REQUIREMENT:
In the material below, find all lines with the string "para" and copy them.

INPUT DATA:
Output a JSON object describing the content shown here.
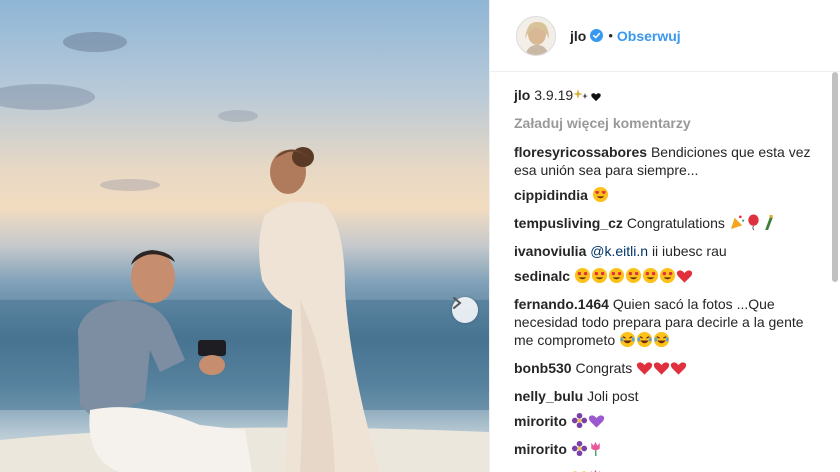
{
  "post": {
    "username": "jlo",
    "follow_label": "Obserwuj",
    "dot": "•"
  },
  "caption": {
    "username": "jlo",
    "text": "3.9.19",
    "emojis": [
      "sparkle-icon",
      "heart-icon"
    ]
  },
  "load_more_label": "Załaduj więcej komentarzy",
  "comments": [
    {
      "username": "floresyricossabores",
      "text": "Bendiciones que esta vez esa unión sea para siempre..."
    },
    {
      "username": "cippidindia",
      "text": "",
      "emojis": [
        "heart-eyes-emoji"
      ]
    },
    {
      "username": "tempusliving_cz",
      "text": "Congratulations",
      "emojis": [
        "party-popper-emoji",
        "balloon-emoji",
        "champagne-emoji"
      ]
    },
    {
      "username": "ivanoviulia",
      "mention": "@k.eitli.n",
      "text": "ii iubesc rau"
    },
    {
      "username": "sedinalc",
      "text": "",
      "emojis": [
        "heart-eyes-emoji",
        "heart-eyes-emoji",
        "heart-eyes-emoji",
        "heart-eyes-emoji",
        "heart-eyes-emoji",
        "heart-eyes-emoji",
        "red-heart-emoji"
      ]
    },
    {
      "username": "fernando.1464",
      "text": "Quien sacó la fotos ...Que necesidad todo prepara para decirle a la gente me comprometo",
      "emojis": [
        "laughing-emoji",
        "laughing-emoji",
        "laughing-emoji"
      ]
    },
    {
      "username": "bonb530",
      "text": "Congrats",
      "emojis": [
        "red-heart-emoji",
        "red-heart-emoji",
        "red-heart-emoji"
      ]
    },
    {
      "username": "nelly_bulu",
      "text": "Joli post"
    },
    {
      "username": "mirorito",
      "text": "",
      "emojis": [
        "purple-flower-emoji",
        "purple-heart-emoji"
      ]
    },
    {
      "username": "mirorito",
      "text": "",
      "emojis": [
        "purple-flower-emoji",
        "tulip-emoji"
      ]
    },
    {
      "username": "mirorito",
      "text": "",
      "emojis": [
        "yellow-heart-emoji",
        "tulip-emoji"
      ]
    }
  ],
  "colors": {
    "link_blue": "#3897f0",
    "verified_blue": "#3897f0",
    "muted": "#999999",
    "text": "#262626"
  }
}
...
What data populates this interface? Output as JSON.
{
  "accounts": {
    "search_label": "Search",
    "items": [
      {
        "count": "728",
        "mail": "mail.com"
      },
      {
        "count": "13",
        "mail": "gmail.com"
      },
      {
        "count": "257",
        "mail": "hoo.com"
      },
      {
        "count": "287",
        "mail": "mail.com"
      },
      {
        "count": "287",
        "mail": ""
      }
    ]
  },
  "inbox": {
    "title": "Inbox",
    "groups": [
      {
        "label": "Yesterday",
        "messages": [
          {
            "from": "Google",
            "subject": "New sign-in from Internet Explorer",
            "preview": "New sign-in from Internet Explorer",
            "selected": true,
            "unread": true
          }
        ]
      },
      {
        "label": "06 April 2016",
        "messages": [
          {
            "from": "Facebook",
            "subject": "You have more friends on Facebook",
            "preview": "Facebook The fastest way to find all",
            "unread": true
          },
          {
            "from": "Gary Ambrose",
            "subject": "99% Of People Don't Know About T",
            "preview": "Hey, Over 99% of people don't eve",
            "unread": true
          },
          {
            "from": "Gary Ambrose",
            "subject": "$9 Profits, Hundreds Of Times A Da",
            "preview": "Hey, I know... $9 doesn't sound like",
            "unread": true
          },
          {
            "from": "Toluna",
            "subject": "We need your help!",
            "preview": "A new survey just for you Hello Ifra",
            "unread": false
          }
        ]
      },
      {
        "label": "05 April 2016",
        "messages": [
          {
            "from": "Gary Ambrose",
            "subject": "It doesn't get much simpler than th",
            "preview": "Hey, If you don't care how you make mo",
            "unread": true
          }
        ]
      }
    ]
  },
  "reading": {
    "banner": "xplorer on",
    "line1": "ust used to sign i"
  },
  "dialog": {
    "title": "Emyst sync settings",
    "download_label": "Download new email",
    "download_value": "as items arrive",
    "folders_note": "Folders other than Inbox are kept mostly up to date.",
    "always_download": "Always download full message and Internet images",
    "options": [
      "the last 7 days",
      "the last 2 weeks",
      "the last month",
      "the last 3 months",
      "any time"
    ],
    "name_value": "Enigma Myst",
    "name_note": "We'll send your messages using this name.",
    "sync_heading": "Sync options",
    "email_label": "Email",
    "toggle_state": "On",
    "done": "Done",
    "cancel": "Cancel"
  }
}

WORKED ANSWER:
      "text": "Bendiciones que esta vez esa unión sea para siempre..."
      "text": "Quien sacó la fotos ...Que necesidad todo prepara para decirle a la gente me comprometo",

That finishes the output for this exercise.